Set exercise
Records follow. Pull out every line that contains "hvor".

(Recorded data)
= = = =

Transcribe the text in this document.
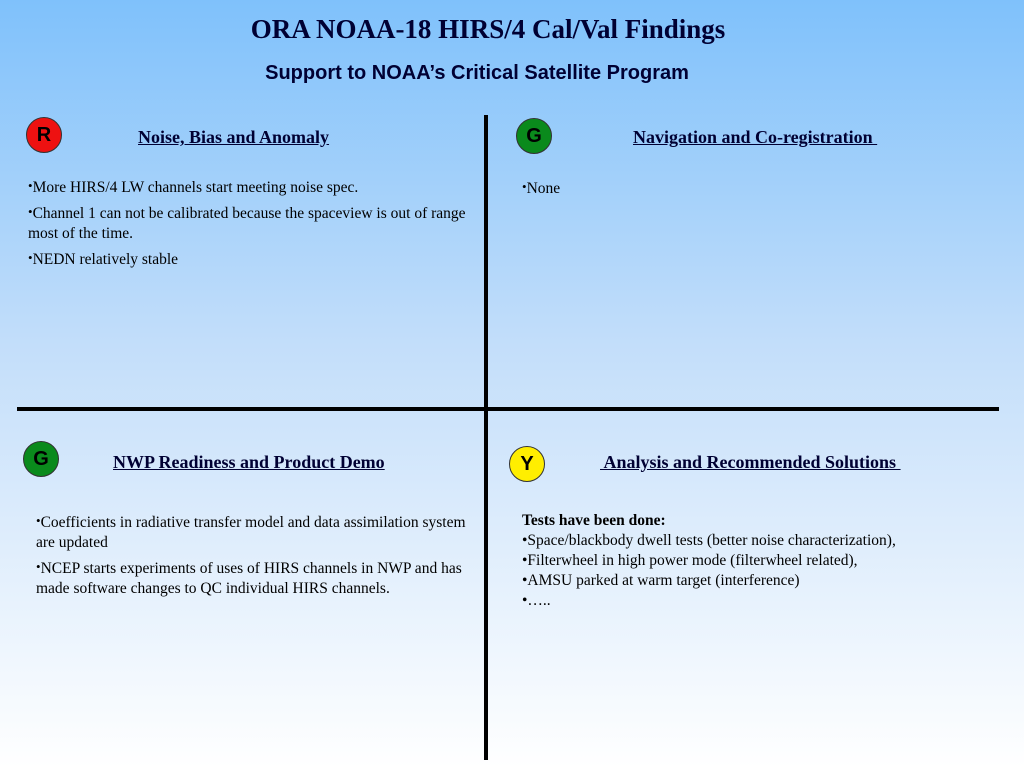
ORA NOAA-18 HIRS/4 Cal/Val Findings
Support to NOAA’s Critical Satellite Program
R	Noise, Bias and Anomaly

•More HIRS/4 LW channels start meeting noise spec.

•Channel 1 can not be calibrated because the spaceview is out of range most of the time.

•NEDN relatively stable

G	Navigation and Co-registration

•None

G	NWP Readiness and Product Demo

•Coefficients in radiative transfer model and data assimilation system are updated

•NCEP starts experiments of uses of HIRS channels in NWP and has made software changes to QC individual HIRS channels.

Y	Analysis and Recommended Solutions
Tests have been done:
•Space/blackbody dwell tests (better noise characterization),
•Filterwheel in high power mode (filterwheel related),
•AMSU parked at warm target (interference)
•…..
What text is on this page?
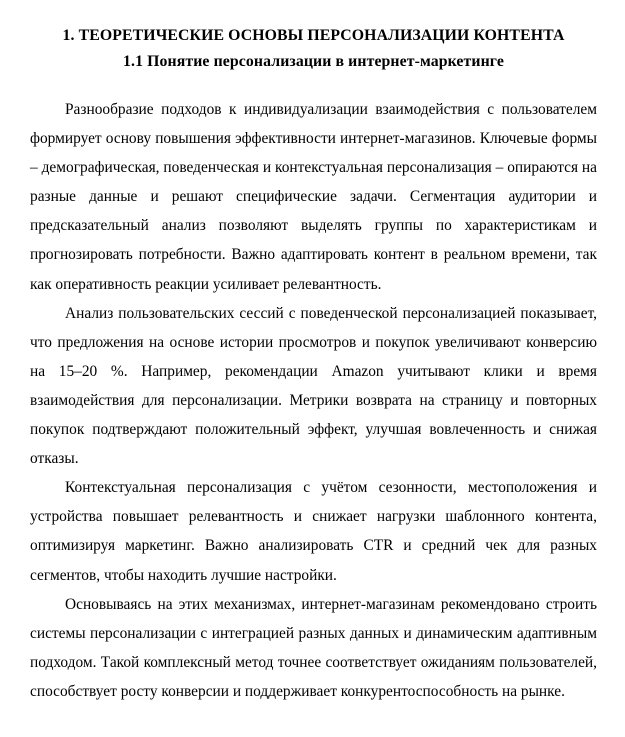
1. ТЕОРЕТИЧЕСКИЕ ОСНОВЫ ПЕРСОНАЛИЗАЦИИ КОНТЕНТА
1.1 Понятие персонализации в интернет-маркетинге

Разнообразие подходов к индивидуализации взаимодействия с пользователем формирует основу повышения эффективности интернет-магазинов. Ключевые формы – демографическая, поведенческая и контекстуальная персонализация – опираются на разные данные и решают специфические задачи. Сегментация аудитории и предсказательный анализ позволяют выделять группы по характеристикам и прогнозировать потребности. Важно адаптировать контент в реальном времени, так как оперативность реакции усиливает релевантность.

Анализ пользовательских сессий с поведенческой персонализацией показывает, что предложения на основе истории просмотров и покупок увеличивают конверсию на 15–20 %. Например, рекомендации Amazon учитывают клики и время взаимодействия для персонализации. Метрики возврата на страницу и повторных покупок подтверждают положительный эффект, улучшая вовлеченность и снижая отказы.

Контекстуальная персонализация с учётом сезонности, местоположения и устройства повышает релевантность и снижает нагрузки шаблонного контента, оптимизируя маркетинг. Важно анализировать CTR и средний чек для разных сегментов, чтобы находить лучшие настройки.

Основываясь на этих механизмах, интернет-магазинам рекомендовано строить системы персонализации с интеграцией разных данных и динамическим адаптивным подходом. Такой комплексный метод точнее соответствует ожиданиям пользователей, способствует росту конверсии и поддерживает конкурентоспособность на рынке.
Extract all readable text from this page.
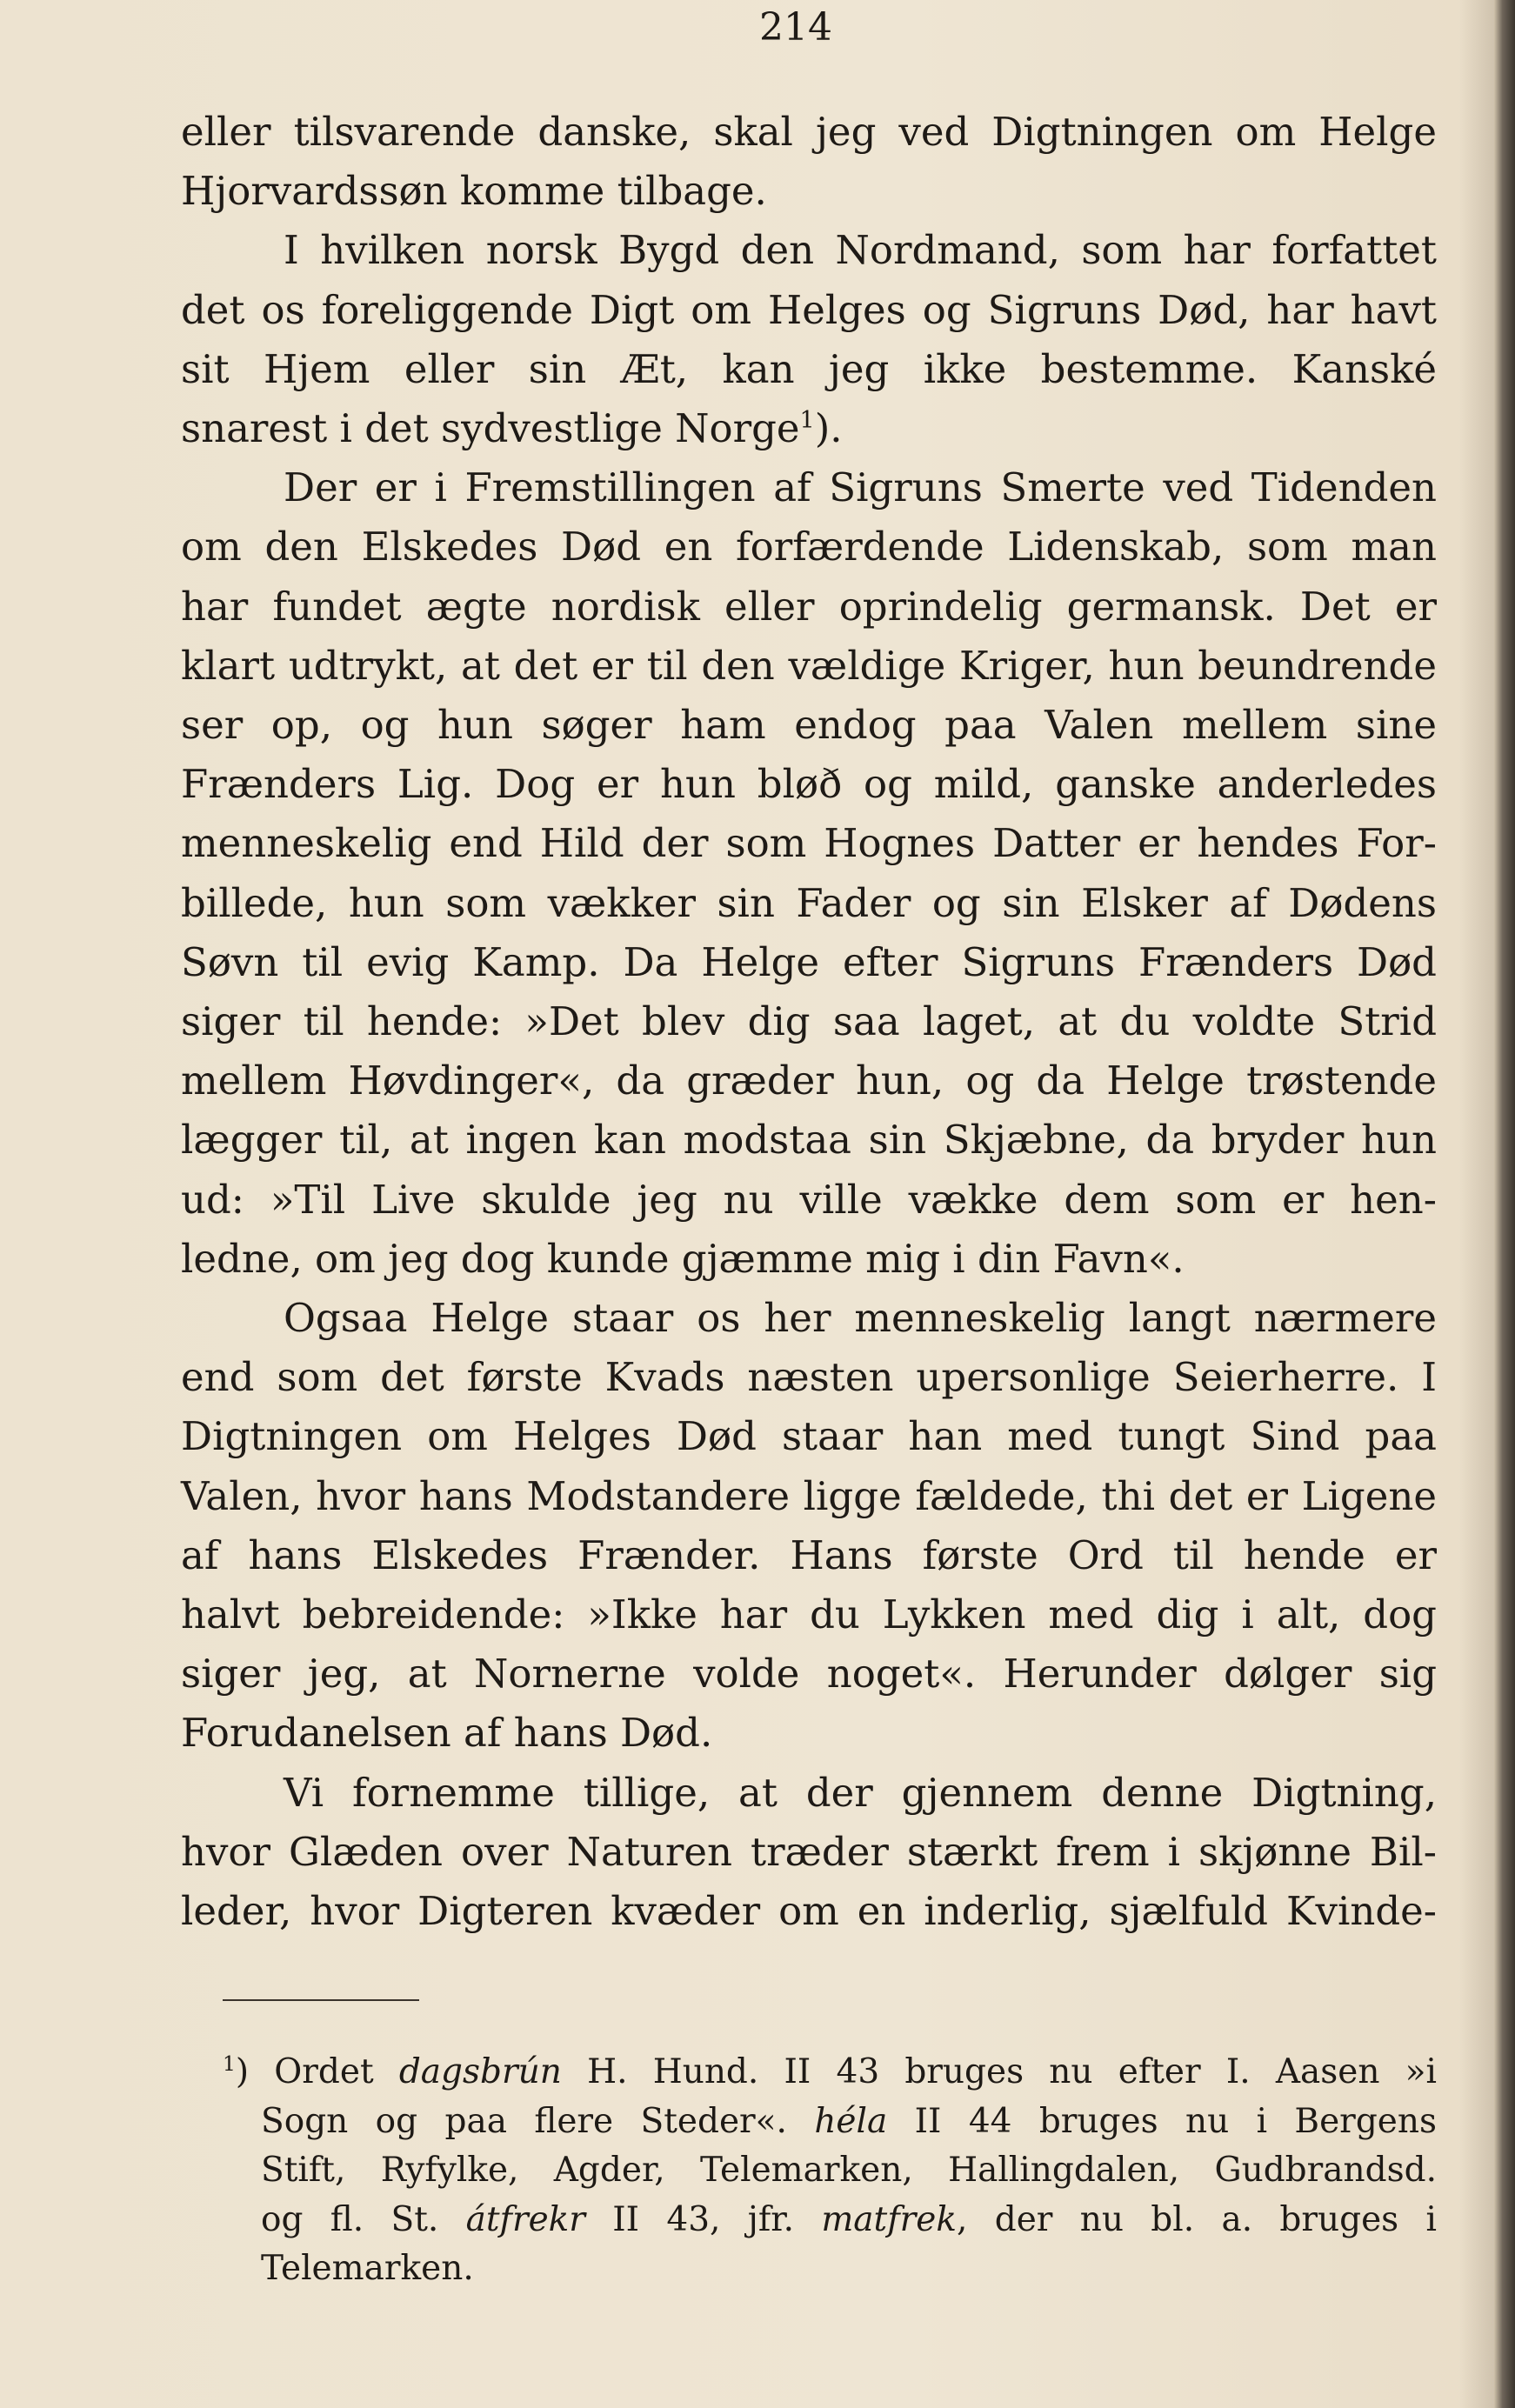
214

eller tilsvarende danske, skal jeg ved Digtningen om Helge
Hjorvardssøn komme tilbage.

I hvilken norsk Bygd den Nordmand, som har forfattet
det os foreliggende Digt om Helges og Sigruns Død, har havt
sit Hjem eller sin Æt, kan jeg ikke bestemme. Kanské
snarest i det sydvestlige Norge$^1$).

Der er i Fremstillingen af Sigruns Smerte ved Tidenden
om den Elskedes Død en forfærdende Lidenskab, som man
har fundet ægte nordisk eller oprindelig germansk. Det er
klart udtrykt, at det er til den vældige Kriger, hun beundrende
ser op, og hun søger ham endog paa Valen mellem sine
Frænders Lig. Dog er hun bløð og mild, ganske anderledes
menneskelig end Hild der som Hognes Datter er hendes For-
billede, hun som vækker sin Fader og sin Elsker af Dødens
Søvn til evig Kamp. Da Helge efter Sigruns Frænders Død
siger til hende: »Det blev dig saa laget, at du voldte Strid
mellem Høvdinger«, da græder hun, og da Helge trøstende
lægger til, at ingen kan modstaa sin Skjæbne, da bryder hun
ud: »Til Live skulde jeg nu ville vække dem som er hen-
ledne, om jeg dog kunde gjæmme mig i din Favn«.

Ogsaa Helge staar os her menneskelig langt nærmere
end som det første Kvads næsten upersonlige Seierherre. I
Digtningen om Helges Død staar han med tungt Sind paa
Valen, hvor hans Modstandere ligge fældede, thi det er Ligene
af hans Elskedes Frænder. Hans første Ord til hende er
halvt bebreidende: »Ikke har du Lykken med dig i alt, dog
siger jeg, at Nornerne volde noget«. Herunder dølger sig
Forudanelsen af hans Død.

Vi fornemme tillige, at der gjennem denne Digtning,
hvor Glæden over Naturen træder stærkt frem i skjønne Bil-
leder, hvor Digteren kvæder om en inderlig, sjælfuld Kvinde-

$^1$) Ordet dagsbrún H. Hund. II 43 bruges nu efter I. Aasen »i
Sogn og paa flere Steder«. héla II 44 bruges nu i Bergens
Stift, Ryfylke, Agder, Telemarken, Hallingdalen, Gudbrandsd.
og fl. St. átfrekr II 43, jfr. matfrek, der nu bl. a. bruges i
Telemarken.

= = = =

Reply to the task
Valen, hvor hans Modstandere ligge fældede, thi det er Ligene
hvor Glæden over Naturen træder stærkt frem i skjønne Bil-
leder, hvor Digteren kvæder om en inderlig, sjælfuld Kvinde-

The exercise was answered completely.